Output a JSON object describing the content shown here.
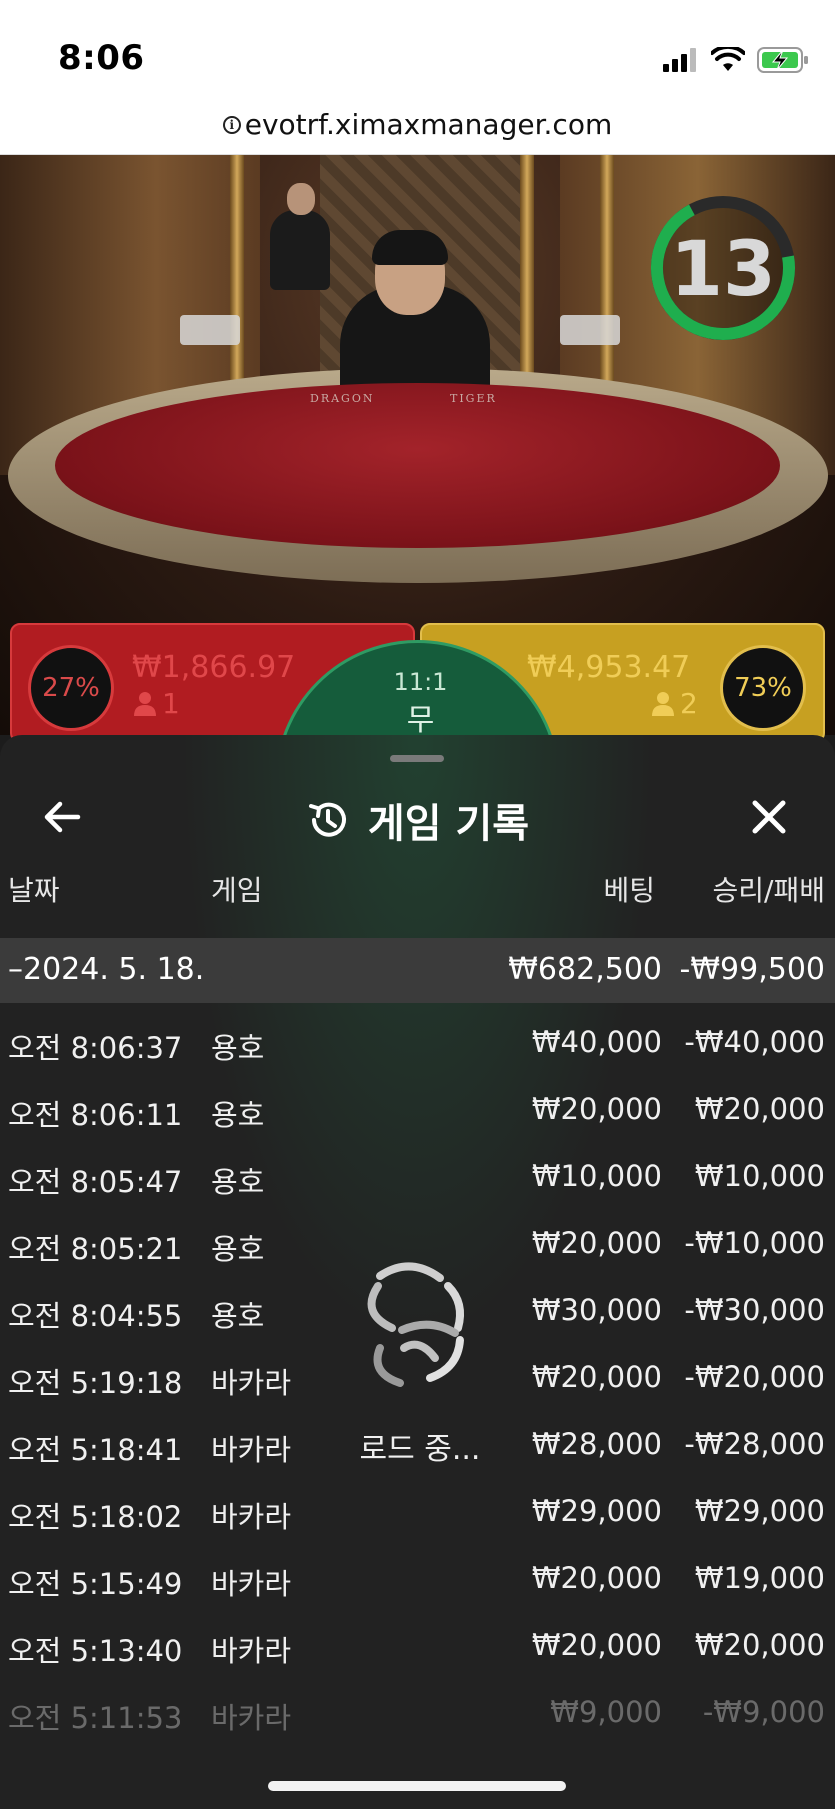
{
  "status_bar": {
    "time": "8:06"
  },
  "browser": {
    "url": "evotrf.ximaxmanager.com"
  },
  "video": {
    "timer": "13",
    "table_left_text": "DRAGON",
    "table_right_text": "TIGER"
  },
  "bets": {
    "dragon": {
      "percent": "27%",
      "amount": "₩1,866.97",
      "players": "1"
    },
    "tiger": {
      "percent": "73%",
      "amount": "₩4,953.47",
      "players": "2"
    },
    "tie": {
      "odds": "11:1",
      "label": "무"
    }
  },
  "history": {
    "title": "게임 기록",
    "columns": {
      "date": "날짜",
      "game": "게임",
      "bet": "베팅",
      "result": "승리/패배"
    },
    "date_group": {
      "date": "–2024. 5. 18.",
      "bet": "₩682,500",
      "result": "-₩99,500"
    },
    "rows": [
      {
        "time": "오전 8:06:37",
        "game": "용호",
        "bet": "₩40,000",
        "result": "-₩40,000"
      },
      {
        "time": "오전 8:06:11",
        "game": "용호",
        "bet": "₩20,000",
        "result": "₩20,000"
      },
      {
        "time": "오전 8:05:47",
        "game": "용호",
        "bet": "₩10,000",
        "result": "₩10,000"
      },
      {
        "time": "오전 8:05:21",
        "game": "용호",
        "bet": "₩20,000",
        "result": "-₩10,000"
      },
      {
        "time": "오전 8:04:55",
        "game": "용호",
        "bet": "₩30,000",
        "result": "-₩30,000"
      },
      {
        "time": "오전 5:19:18",
        "game": "바카라",
        "bet": "₩20,000",
        "result": "-₩20,000"
      },
      {
        "time": "오전 5:18:41",
        "game": "바카라",
        "bet": "₩28,000",
        "result": "-₩28,000"
      },
      {
        "time": "오전 5:18:02",
        "game": "바카라",
        "bet": "₩29,000",
        "result": "₩29,000"
      },
      {
        "time": "오전 5:15:49",
        "game": "바카라",
        "bet": "₩20,000",
        "result": "₩19,000"
      },
      {
        "time": "오전 5:13:40",
        "game": "바카라",
        "bet": "₩20,000",
        "result": "₩20,000"
      },
      {
        "time": "오전 5:11:53",
        "game": "바카라",
        "bet": "₩9,000",
        "result": "-₩9,000"
      }
    ],
    "loading_text": "로드 중..."
  },
  "colors": {
    "dragon_red": "#b11c21",
    "tiger_gold": "#c7a021",
    "tie_green": "#155c3b",
    "timer_green": "#1fae4e"
  },
  "icons": [
    "info-icon",
    "signal-icon",
    "wifi-icon",
    "battery-charging-icon",
    "back-arrow-icon",
    "history-icon",
    "close-icon",
    "person-icon",
    "loading-spinner-icon"
  ]
}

----

What the exercise asks:
Skip every picture and transcribe the data above exactly.

Exercise output:
Output a JSON object describing the content shown here.
{
  "status_bar": {
    "time": "8:06"
  },
  "browser": {
    "url": "evotrf.ximaxmanager.com"
  },
  "video": {
    "timer": "13",
    "table_left_text": "DRAGON",
    "table_right_text": "TIGER"
  },
  "bets": {
    "dragon": {
      "percent": "27%",
      "amount": "₩1,866.97",
      "players": "1"
    },
    "tiger": {
      "percent": "73%",
      "amount": "₩4,953.47",
      "players": "2"
    },
    "tie": {
      "odds": "11:1",
      "label": "무"
    }
  },
  "history": {
    "title": "게임 기록",
    "columns": {
      "date": "날짜",
      "game": "게임",
      "bet": "베팅",
      "result": "승리/패배"
    },
    "date_group": {
      "date": "–2024. 5. 18.",
      "bet": "₩682,500",
      "result": "-₩99,500"
    },
    "rows": [
      {
        "time": "오전 8:06:37",
        "game": "용호",
        "bet": "₩40,000",
        "result": "-₩40,000"
      },
      {
        "time": "오전 8:06:11",
        "game": "용호",
        "bet": "₩20,000",
        "result": "₩20,000"
      },
      {
        "time": "오전 8:05:47",
        "game": "용호",
        "bet": "₩10,000",
        "result": "₩10,000"
      },
      {
        "time": "오전 8:05:21",
        "game": "용호",
        "bet": "₩20,000",
        "result": "-₩10,000"
      },
      {
        "time": "오전 8:04:55",
        "game": "용호",
        "bet": "₩30,000",
        "result": "-₩30,000"
      },
      {
        "time": "오전 5:19:18",
        "game": "바카라",
        "bet": "₩20,000",
        "result": "-₩20,000"
      },
      {
        "time": "오전 5:18:41",
        "game": "바카라",
        "bet": "₩28,000",
        "result": "-₩28,000"
      },
      {
        "time": "오전 5:18:02",
        "game": "바카라",
        "bet": "₩29,000",
        "result": "₩29,000"
      },
      {
        "time": "오전 5:15:49",
        "game": "바카라",
        "bet": "₩20,000",
        "result": "₩19,000"
      },
      {
        "time": "오전 5:13:40",
        "game": "바카라",
        "bet": "₩20,000",
        "result": "₩20,000"
      },
      {
        "time": "오전 5:11:53",
        "game": "바카라",
        "bet": "₩9,000",
        "result": "-₩9,000"
      }
    ],
    "loading_text": "로드 중..."
  },
  "colors": {
    "dragon_red": "#b11c21",
    "tiger_gold": "#c7a021",
    "tie_green": "#155c3b",
    "timer_green": "#1fae4e"
  },
  "icons": [
    "info-icon",
    "signal-icon",
    "wifi-icon",
    "battery-charging-icon",
    "back-arrow-icon",
    "history-icon",
    "close-icon",
    "person-icon",
    "loading-spinner-icon"
  ]
}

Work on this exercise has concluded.